Supplied entries Start Marker
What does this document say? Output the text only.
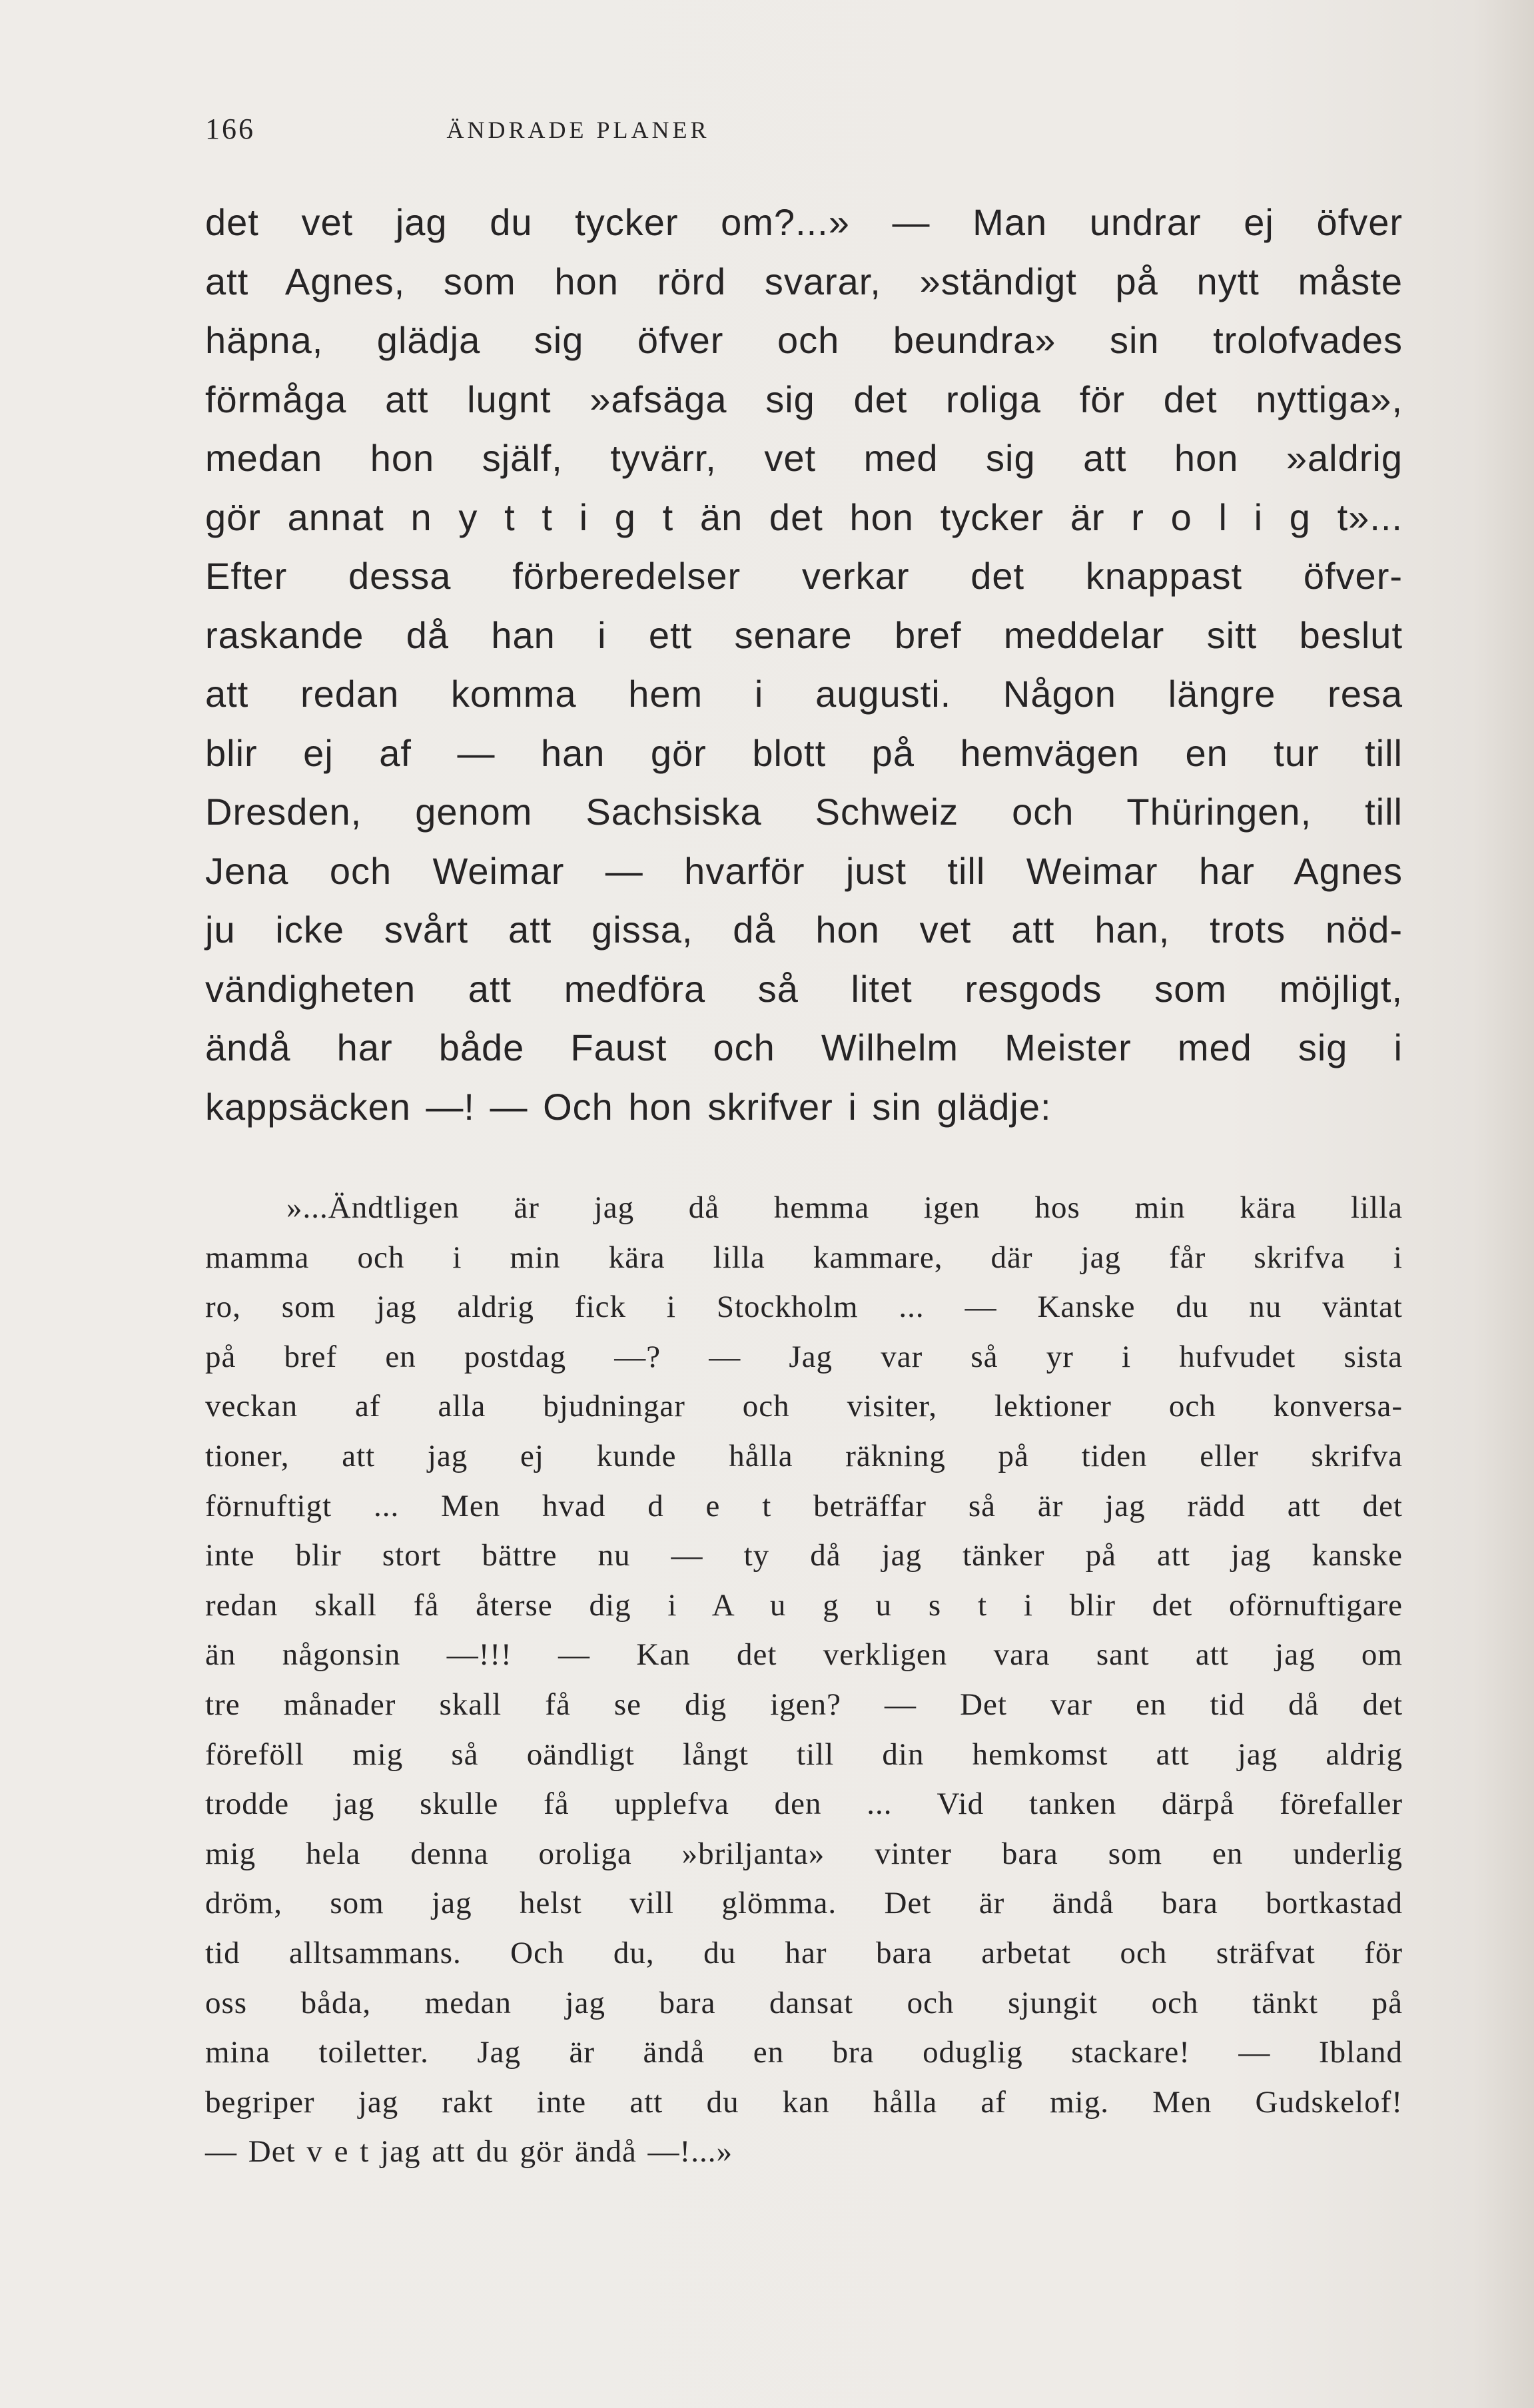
166	ÄNDRADE PLANER
det vet jag du tycker om?...» — Man undrar ej öfver
att Agnes, som hon rörd svarar, »ständigt på nytt måste
häpna, glädja sig öfver och beundra» sin trolofvades
förmåga att lugnt »afsäga sig det roliga för det nyttiga»,
medan hon själf, tyvärr, vet med sig att hon »aldrig
gör annat n y t t i g t än det hon tycker är r o l i g t»...
Efter dessa förberedelser verkar det knappast öfver-
raskande då han i ett senare bref meddelar sitt beslut
att redan komma hem i augusti. Någon längre resa
blir ej af — han gör blott på hemvägen en tur till
Dresden, genom Sachsiska Schweiz och Thüringen, till
Jena och Weimar — hvarför just till Weimar har Agnes
ju icke svårt att gissa, då hon vet att han, trots nöd-
vändigheten att medföra så litet resgods som möjligt,
ändå har både Faust och Wilhelm Meister med sig i
kappsäcken —! — Och hon skrifver i sin glädje:
»...Ändtligen är jag då hemma igen hos min kära lilla
mamma och i min kära lilla kammare, där jag får skrifva i
ro, som jag aldrig fick i Stockholm ... — Kanske du nu väntat
på bref en postdag —? — Jag var så yr i hufvudet sista
veckan af alla bjudningar och visiter, lektioner och konversa-
tioner, att jag ej kunde hålla räkning på tiden eller skrifva
förnuftigt ... Men hvad d e t beträffar så är jag rädd att det
inte blir stort bättre nu — ty då jag tänker på att jag kanske
redan skall få återse dig i A u g u s t i blir det oförnuftigare
än någonsin —!!! — Kan det verkligen vara sant att jag om
tre månader skall få se dig igen? — Det var en tid då det
föreföll mig så oändligt långt till din hemkomst att jag aldrig
trodde jag skulle få upplefva den ... Vid tanken därpå förefaller
mig hela denna oroliga »briljanta» vinter bara som en underlig
dröm, som jag helst vill glömma. Det är ändå bara bortkastad
tid alltsammans. Och du, du har bara arbetat och sträfvat för
oss båda, medan jag bara dansat och sjungit och tänkt på
mina toiletter. Jag är ändå en bra oduglig stackare! — Ibland
begriper jag rakt inte att du kan hålla af mig. Men Gudskelof!
— Det v e t jag att du gör ändå —!...»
Supplied entries End Marker
◆ Task brief
Could you copy the listing exactly, leaving out any pictures?

◆ Answer to the exercise
What does this document say? Output the text only.
166	ÄNDRADE PLANER
det vet jag du tycker om?...» — Man undrar ej öfver
att Agnes, som hon rörd svarar, »ständigt på nytt måste
häpna, glädja sig öfver och beundra» sin trolofvades
förmåga att lugnt »afsäga sig det roliga för det nyttiga»,
medan hon själf, tyvärr, vet med sig att hon »aldrig
gör annat n y t t i g t än det hon tycker är r o l i g t»...
Efter dessa förberedelser verkar det knappast öfver-
raskande då han i ett senare bref meddelar sitt beslut
att redan komma hem i augusti. Någon längre resa
blir ej af — han gör blott på hemvägen en tur till
Dresden, genom Sachsiska Schweiz och Thüringen, till
Jena och Weimar — hvarför just till Weimar har Agnes
ju icke svårt att gissa, då hon vet att han, trots nöd-
vändigheten att medföra så litet resgods som möjligt,
ändå har både Faust och Wilhelm Meister med sig i
kappsäcken —! — Och hon skrifver i sin glädje:
»...Ändtligen är jag då hemma igen hos min kära lilla
mamma och i min kära lilla kammare, där jag får skrifva i
ro, som jag aldrig fick i Stockholm ... — Kanske du nu väntat
på bref en postdag —? — Jag var så yr i hufvudet sista
veckan af alla bjudningar och visiter, lektioner och konversa-
tioner, att jag ej kunde hålla räkning på tiden eller skrifva
förnuftigt ... Men hvad d e t beträffar så är jag rädd att det
inte blir stort bättre nu — ty då jag tänker på att jag kanske
redan skall få återse dig i A u g u s t i blir det oförnuftigare
än någonsin —!!! — Kan det verkligen vara sant att jag om
tre månader skall få se dig igen? — Det var en tid då det
föreföll mig så oändligt långt till din hemkomst att jag aldrig
trodde jag skulle få upplefva den ... Vid tanken därpå förefaller
mig hela denna oroliga »briljanta» vinter bara som en underlig
dröm, som jag helst vill glömma. Det är ändå bara bortkastad
tid alltsammans. Och du, du har bara arbetat och sträfvat för
oss båda, medan jag bara dansat och sjungit och tänkt på
mina toiletter. Jag är ändå en bra oduglig stackare! — Ibland
begriper jag rakt inte att du kan hålla af mig. Men Gudskelof!
— Det v e t jag att du gör ändå —!...»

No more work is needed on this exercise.